DATA SUPPLIED start
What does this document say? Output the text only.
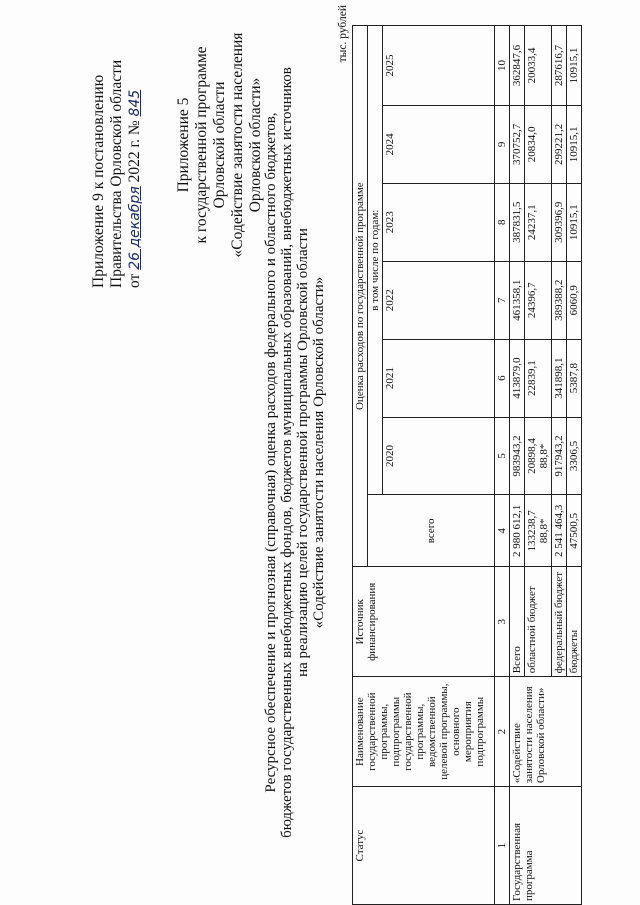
Приложение 9 к постановлению Правительства Орловской области от 26 декабря 2022 г. № 845 Приложение 5 к государственной программе Орловской области «Содействие занятости населения Орловской области» Ресурсное обеспечение и прогнозная (справочная) оценка расходов федерального и областного бюджетов, бюджетов государственных внебюджетных фондов, бюджетов муниципальных образований, внебюджетных источников на реализацию целей государственной программы Орловской области «Содействие занятости населения Орловской области»
тыс. рублей
Статус	Наименование государственной программы, подпрограммы государственной программы, ведомственной целевой программы, основного мероприятия подпрограммы	Источник финансирования	Оценка расходов по государственной программе						
			всего	в том числе по годам:					
				2020	2021	2022	2023	2024	2025
1	2	3	4	5	6	7	8	9	10
Государственная программа	«Содействие занятости населения Орловской области»	Всего	2 980 612,1	983943,2	413879,0	461358,1	387831,5	370752,7	362847,6
		областной бюджет	133238,7 88,8*	20898,4 88,8*	22839,1	24396,7	24237,1	20834,0	20033,4
		федеральный бюджет	2 541 464,3	917943,2	341898,1	389388,2	309396,9	299221,2	287616,7
		бюджеты	47500,5	3306,5	5387,8	6060,9	10915,1	10915,1	10915,1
DATA SUPPLIED end
◆ **TASK STATEMENT**: Reproduce the material above in full, exactly, with no images.

◆ **TASK SOLUTION**:
What does this document say? Output the text only.
Приложение 9 к постановлению Правительства Орловской области от 26 декабря 2022 г. № 845 Приложение 5 к государственной программе Орловской области «Содействие занятости населения Орловской области» Ресурсное обеспечение и прогнозная (справочная) оценка расходов федерального и областного бюджетов, бюджетов государственных внебюджетных фондов, бюджетов муниципальных образований, внебюджетных источников на реализацию целей государственной программы Орловской области «Содействие занятости населения Орловской области»
тыс. рублей
Статус	Наименование государственной программы, подпрограммы государственной программы, ведомственной целевой программы, основного мероприятия подпрограммы	Источник финансирования	Оценка расходов по государственной программе						
			всего	в том числе по годам:					
				2020	2021	2022	2023	2024	2025
1	2	3	4	5	6	7	8	9	10
Государственная программа	«Содействие занятости населения Орловской области»	Всего	2 980 612,1	983943,2	413879,0	461358,1	387831,5	370752,7	362847,6
		областной бюджет	133238,7 88,8*	20898,4 88,8*	22839,1	24396,7	24237,1	20834,0	20033,4
		федеральный бюджет	2 541 464,3	917943,2	341898,1	389388,2	309396,9	299221,2	287616,7
		бюджеты	47500,5	3306,5	5387,8	6060,9	10915,1	10915,1	10915,1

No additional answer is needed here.